● **Aim of the exercise**: Your answer should be a single number: the count of lines that include the word "Кузьмоловское".
Start of Dataset records
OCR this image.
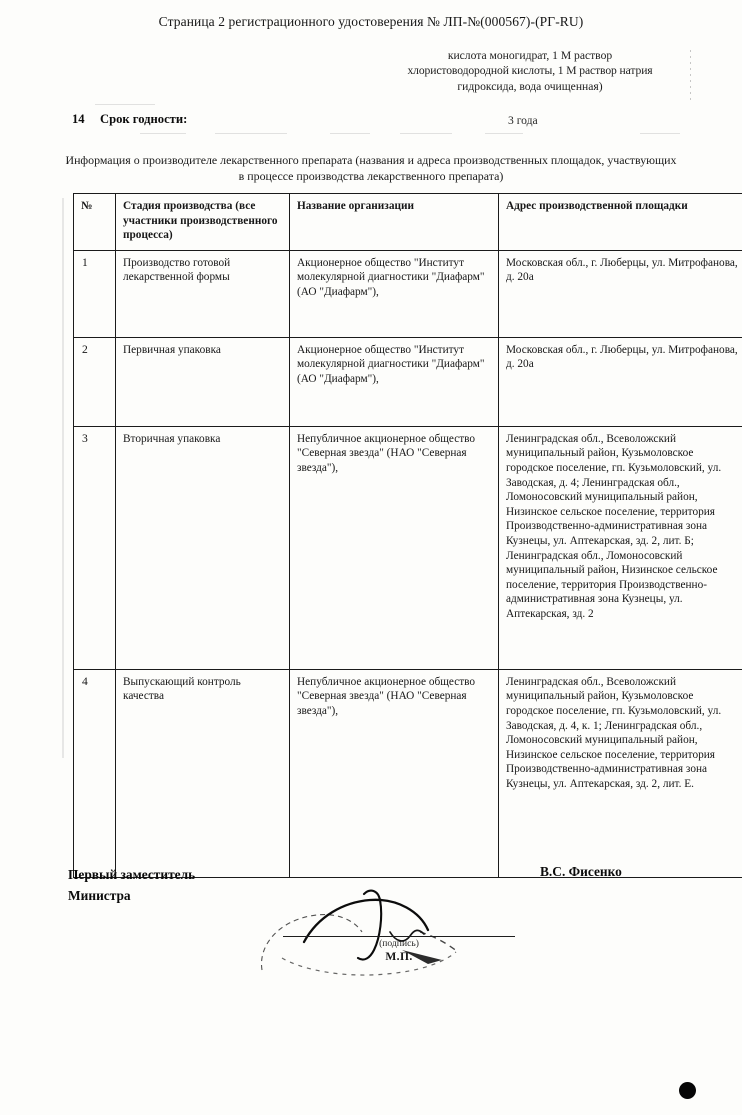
Страница 2 регистрационного удостоверения № ЛП-№(000567)-(РГ-RU)
кислота моногидрат, 1 М раствор
хлористоводородной кислоты, 1 М раствор натрия
гидроксида, вода очищенная)
14 Срок годности:	3 года
Информация о производителе лекарственного препарата (названия и адреса производственных площадок, участвующих в процессе производства лекарственного препарата)
№	Стадия производства (все участники производственного процесса)	Название организации	Адрес производственной площадки
1	Производство готовой лекарственной формы	Акционерное общество "Институт молекулярной диагностики "Диафарм" (АО "Диафарм"),	Московская обл., г. Люберцы, ул. Митрофанова, д. 20а
2	Первичная упаковка	Акционерное общество "Институт молекулярной диагностики "Диафарм" (АО "Диафарм"),	Московская обл., г. Люберцы, ул. Митрофанова, д. 20а
3	Вторичная упаковка	Непубличное акционерное общество "Северная звезда" (НАО "Северная звезда"),	Ленинградская обл., Всеволожский муниципальный район, Кузьмоловское городское поселение, гп. Кузьмоловский, ул. Заводская, д. 4; Ленинградская обл., Ломоносовский муниципальный район, Низинское сельское поселение, территория Производственно-административная зона Кузнецы, ул. Аптекарская, зд. 2, лит. Б; Ленинградская обл., Ломоносовский муниципальный район, Низинское сельское поселение, территория Производственно-административная зона Кузнецы, ул. Аптекарская, зд. 2
4	Выпускающий контроль качества	Непубличное акционерное общество "Северная звезда" (НАО "Северная звезда"),	Ленинградская обл., Всеволожский муниципальный район, Кузьмоловское городское поселение, гп. Кузьмоловский, ул. Заводская, д. 4, к. 1; Ленинградская обл., Ломоносовский муниципальный район, Низинское сельское поселение, территория Производственно-административная зона Кузнецы, ул. Аптекарская, зд. 2, лит. Е.
Первый заместитель
Министра
В.С. Фисенко
(подпись)
М.П.
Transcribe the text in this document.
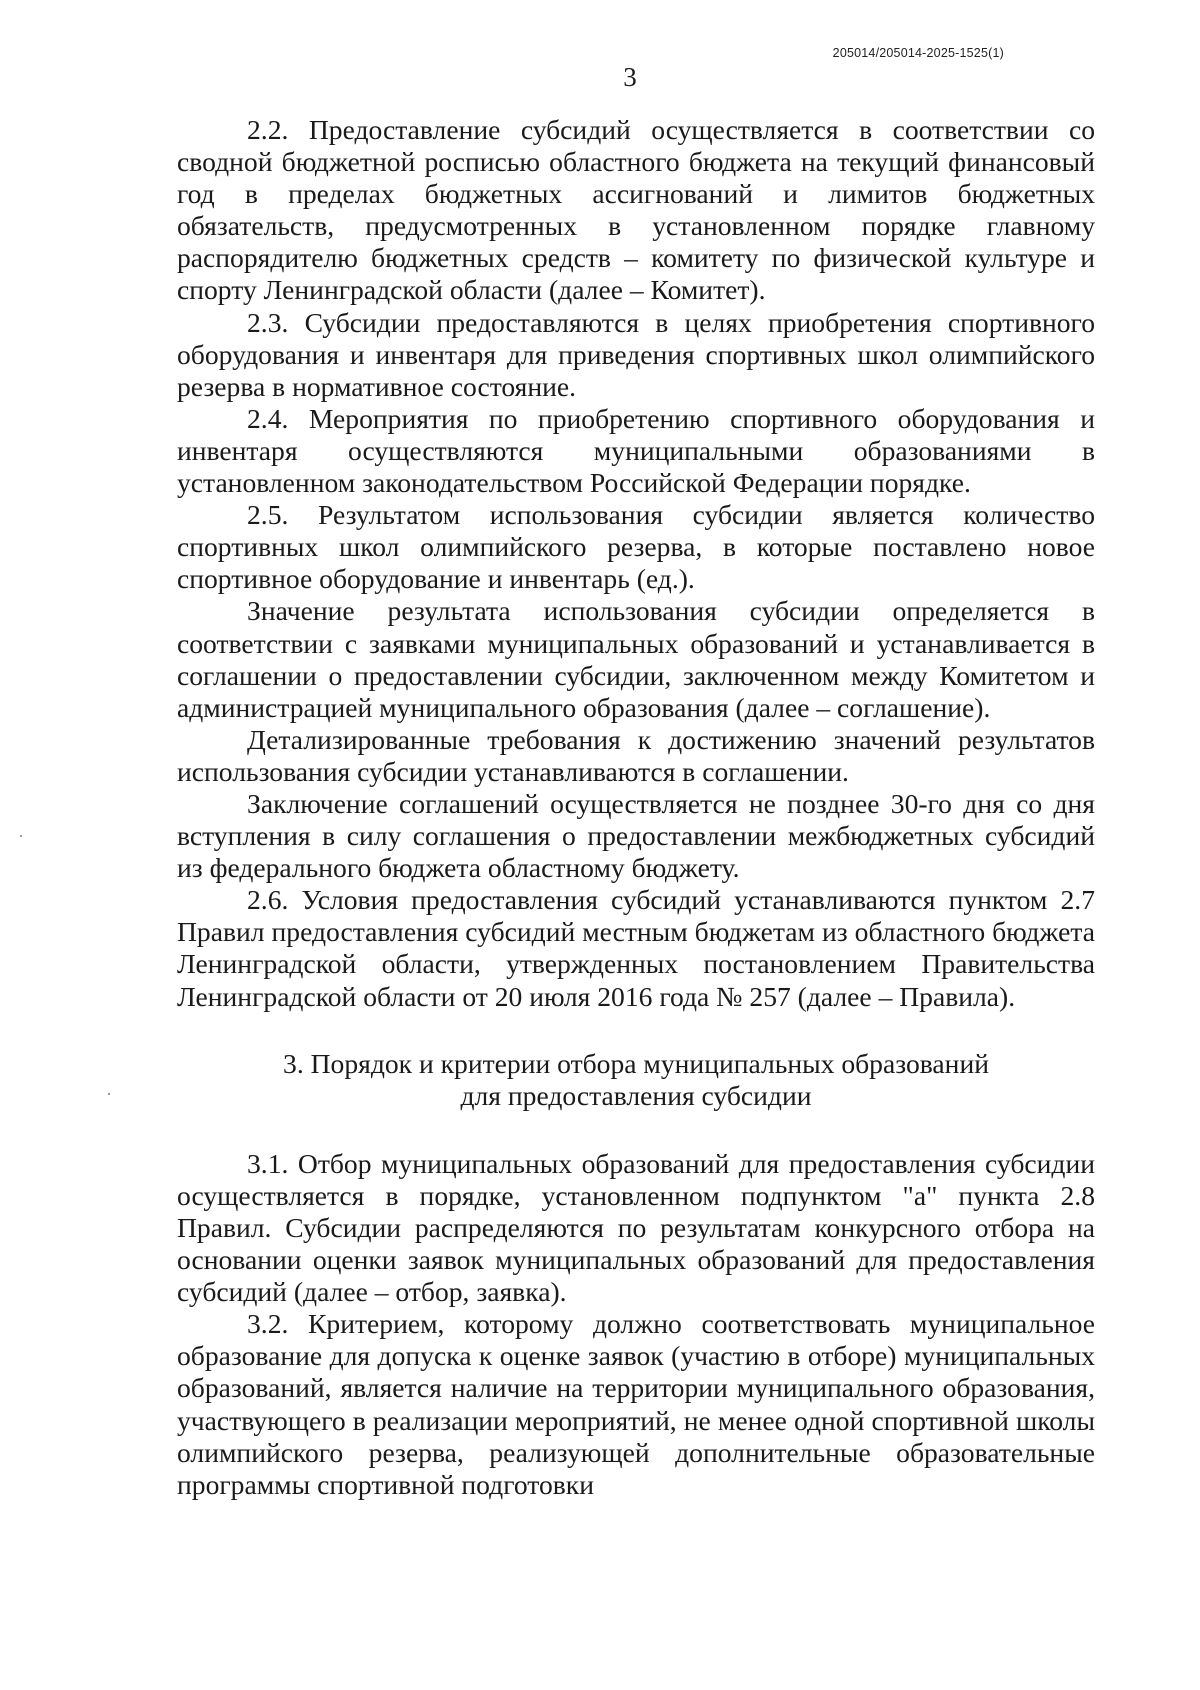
205014/205014-2025-1525(1)
3

2.2. Предоставление субсидий осуществляется в соответствии со сводной бюджетной росписью областного бюджета на текущий финансовый год в пределах бюджетных ассигнований и лимитов бюджетных обязательств, предусмотренных в установленном порядке главному распорядителю бюджетных средств – комитету по физической культуре и спорту Ленинградской области (далее – Комитет).

2.3. Субсидии предоставляются в целях приобретения спортивного оборудования и инвентаря для приведения спортивных школ олимпийского резерва в нормативное состояние.

2.4. Мероприятия по приобретению спортивного оборудования и инвентаря осуществляются муниципальными образованиями в установленном законодательством Российской Федерации порядке.

2.5. Результатом использования субсидии является количество спортивных школ олимпийского резерва, в которые поставлено новое спортивное оборудование и инвентарь (ед.).

Значение результата использования субсидии определяется в соответствии с заявками муниципальных образований и устанавливается в соглашении о предоставлении субсидии, заключенном между Комитетом и администрацией муниципального образования (далее – соглашение).

Детализированные требования к достижению значений результатов использования субсидии устанавливаются в соглашении.

Заключение соглашений осуществляется не позднее 30-го дня со дня вступления в силу соглашения о предоставлении межбюджетных субсидий из федерального бюджета областному бюджету.

2.6. Условия предоставления субсидий устанавливаются пунктом 2.7 Правил предоставления субсидий местным бюджетам из областного бюджета Ленинградской области, утвержденных постановлением Правительства Ленинградской области от 20 июля 2016 года № 257 (далее – Правила).

3. Порядок и критерии отбора муниципальных образований
для предоставления субсидии

3.1. Отбор муниципальных образований для предоставления субсидии осуществляется в порядке, установленном подпунктом "а" пункта 2.8 Правил. Субсидии распределяются по результатам конкурсного отбора на основании оценки заявок муниципальных образований для предоставления субсидий (далее – отбор, заявка).

3.2. Критерием, которому должно соответствовать муниципальное образование для допуска к оценке заявок (участию в отборе) муниципальных образований, является наличие на территории муниципального образования, участвующего в реализации мероприятий, не менее одной спортивной школы олимпийского резерва, реализующей дополнительные образовательные программы спортивной подготовки
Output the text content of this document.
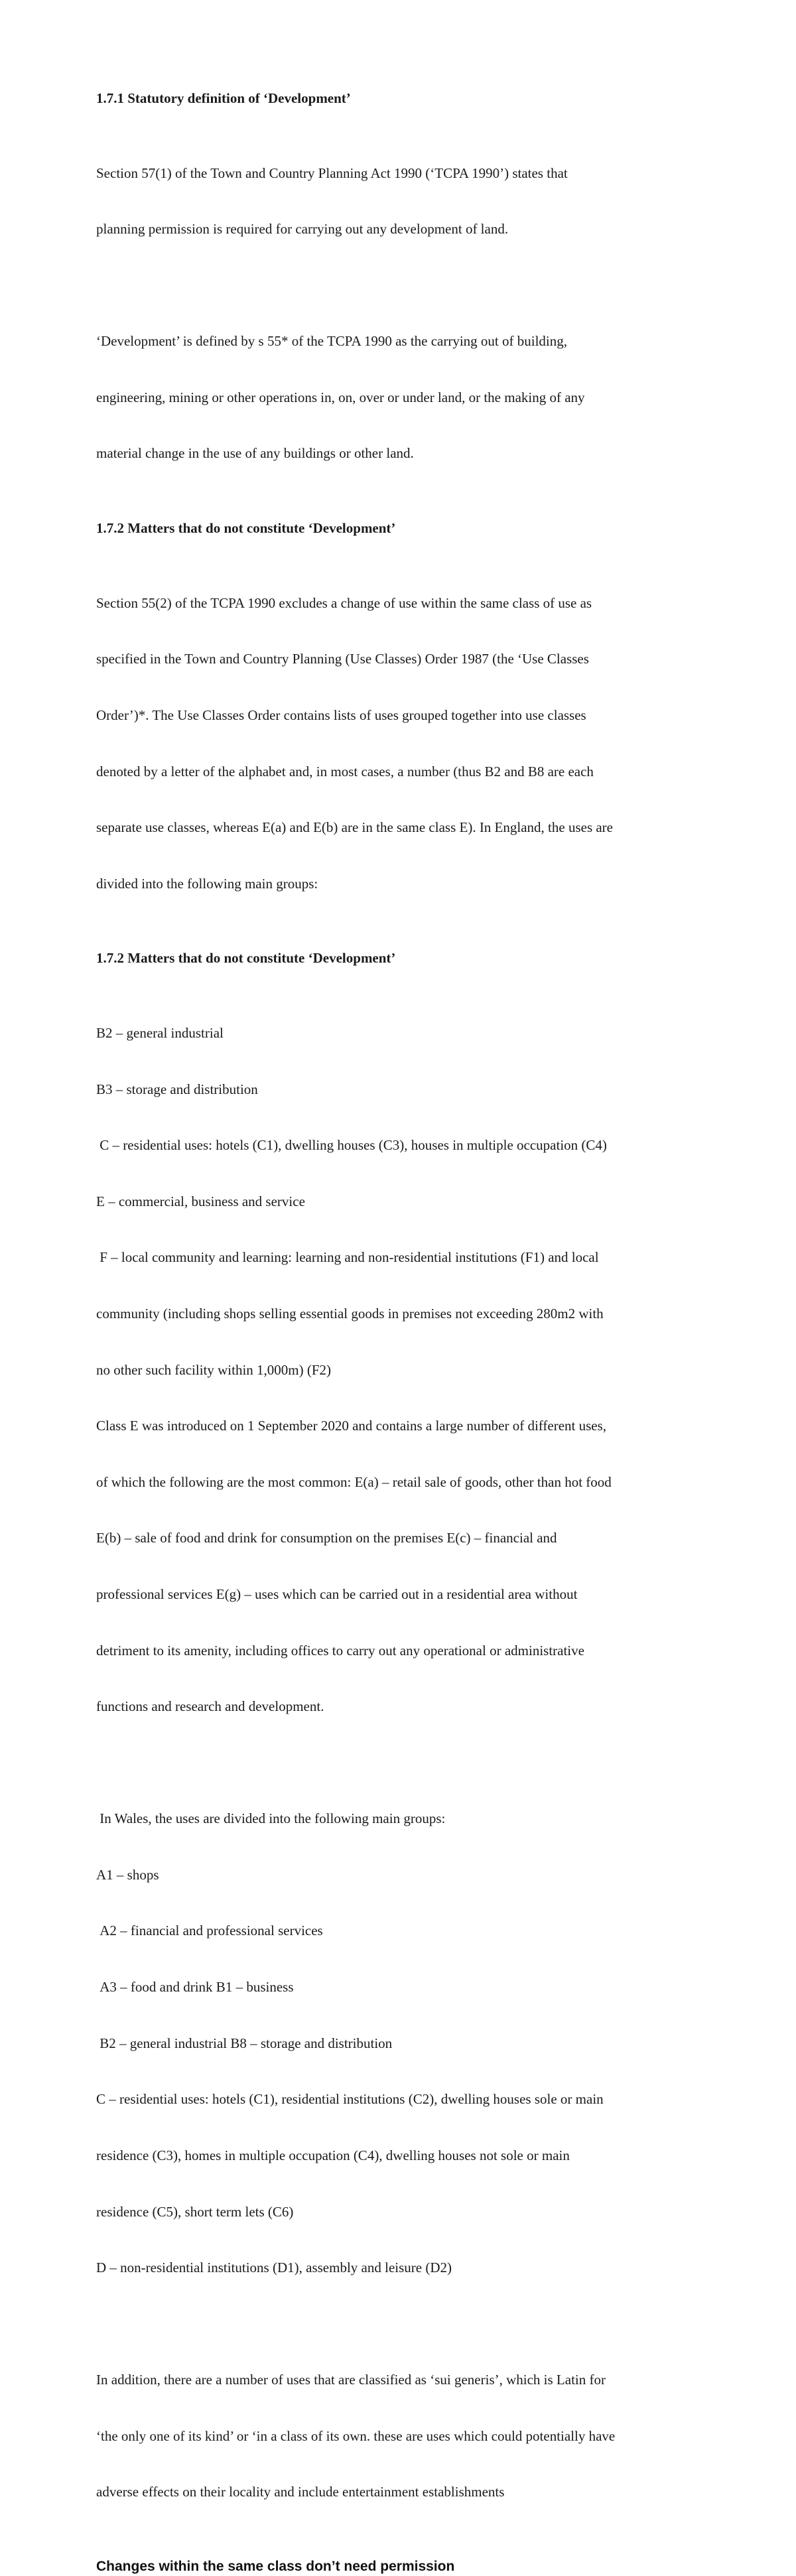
1.7.1 Statutory definition of ‘Development’

Section 57(1) of the Town and Country Planning Act 1990 (‘TCPA 1990’) states that

planning permission is required for carrying out any development of land.

‘Development’ is defined by s 55* of the TCPA 1990 as the carrying out of building,

engineering, mining or other operations in, on, over or under land, or the making of any

material change in the use of any buildings or other land.

1.7.2 Matters that do not constitute ‘Development’

Section 55(2) of the TCPA 1990 excludes a change of use within the same class of use as

specified in the Town and Country Planning (Use Classes) Order 1987 (the ‘Use Classes

Order’)*. The Use Classes Order contains lists of uses grouped together into use classes

denoted by a letter of the alphabet and, in most cases, a number (thus B2 and B8 are each

separate use classes, whereas E(a) and E(b) are in the same class E). In England, the uses are

divided into the following main groups:

1.7.2 Matters that do not constitute ‘Development’

B2 – general industrial

B3 – storage and distribution

C – residential uses: hotels (C1), dwelling houses (C3), houses in multiple occupation (C4)

E – commercial, business and service

F – local community and learning: learning and non-residential institutions (F1) and local

community (including shops selling essential goods in premises not exceeding 280m2 with

no other such facility within 1,000m) (F2)

Class E was introduced on 1 September 2020 and contains a large number of different uses,

of which the following are the most common: E(a) – retail sale of goods, other than hot food

E(b) – sale of food and drink for consumption on the premises E(c) – financial and

professional services E(g) – uses which can be carried out in a residential area without

detriment to its amenity, including offices to carry out any operational or administrative

functions and research and development.

In Wales, the uses are divided into the following main groups:

A1 – shops

A2 – financial and professional services

A3 – food and drink B1 – business

B2 – general industrial B8 – storage and distribution

C – residential uses: hotels (C1), residential institutions (C2), dwelling houses sole or main

residence (C3), homes in multiple occupation (C4), dwelling houses not sole or main

residence (C5), short term lets (C6)

D – non-residential institutions (D1), assembly and leisure (D2)

In addition, there are a number of uses that are classified as ‘sui generis’, which is Latin for

‘the only one of its kind’ or ‘in a class of its own. these are uses which could potentially have

adverse effects on their locality and include entertainment establishments

Changes within the same class don’t need permission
End of Dataset records
● **Completed exercise**: 2